*BRIEF:*
Reproduce all of the records exactly.

*DATA SHOWN:*
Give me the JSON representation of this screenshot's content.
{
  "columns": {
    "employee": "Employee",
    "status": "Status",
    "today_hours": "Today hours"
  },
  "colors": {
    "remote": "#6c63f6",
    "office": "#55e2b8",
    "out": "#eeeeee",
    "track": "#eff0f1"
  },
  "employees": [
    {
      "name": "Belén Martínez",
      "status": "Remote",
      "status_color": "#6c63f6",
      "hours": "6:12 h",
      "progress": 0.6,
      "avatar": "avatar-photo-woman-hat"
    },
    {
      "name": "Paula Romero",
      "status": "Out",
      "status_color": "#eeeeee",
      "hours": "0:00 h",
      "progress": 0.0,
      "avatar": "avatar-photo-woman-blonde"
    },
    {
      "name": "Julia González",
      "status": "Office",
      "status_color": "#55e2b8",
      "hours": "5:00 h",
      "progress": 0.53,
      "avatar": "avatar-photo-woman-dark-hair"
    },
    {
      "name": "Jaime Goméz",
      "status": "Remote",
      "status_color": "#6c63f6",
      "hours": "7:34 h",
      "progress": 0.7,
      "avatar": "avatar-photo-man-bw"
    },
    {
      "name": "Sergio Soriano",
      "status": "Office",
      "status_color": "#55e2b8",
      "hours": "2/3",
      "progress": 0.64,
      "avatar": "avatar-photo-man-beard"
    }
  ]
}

*SOLUTION TO THE EXERCISE:*
Give me the JSON representation of this screenshot's content.
{
  "columns": {
    "employee": "Employee",
    "status": "Status",
    "today_hours": "Today hours"
  },
  "colors": {
    "remote": "#6c63f6",
    "office": "#55e2b8",
    "out": "#eeeeee",
    "track": "#eff0f1"
  },
  "employees": [
    {
      "name": "Belén Martínez",
      "status": "Remote",
      "status_color": "#6c63f6",
      "hours": "6:12 h",
      "progress": 0.6,
      "avatar": "avatar-photo-woman-hat"
    },
    {
      "name": "Paula Romero",
      "status": "Out",
      "status_color": "#eeeeee",
      "hours": "0:00 h",
      "progress": 0.0,
      "avatar": "avatar-photo-woman-blonde"
    },
    {
      "name": "Julia González",
      "status": "Office",
      "status_color": "#55e2b8",
      "hours": "5:00 h",
      "progress": 0.53,
      "avatar": "avatar-photo-woman-dark-hair"
    },
    {
      "name": "Jaime Goméz",
      "status": "Remote",
      "status_color": "#6c63f6",
      "hours": "7:34 h",
      "progress": 0.7,
      "avatar": "avatar-photo-man-bw"
    },
    {
      "name": "Sergio Soriano",
      "status": "Office",
      "status_color": "#55e2b8",
      "hours": "2/3",
      "progress": 0.64,
      "avatar": "avatar-photo-man-beard"
    }
  ]
}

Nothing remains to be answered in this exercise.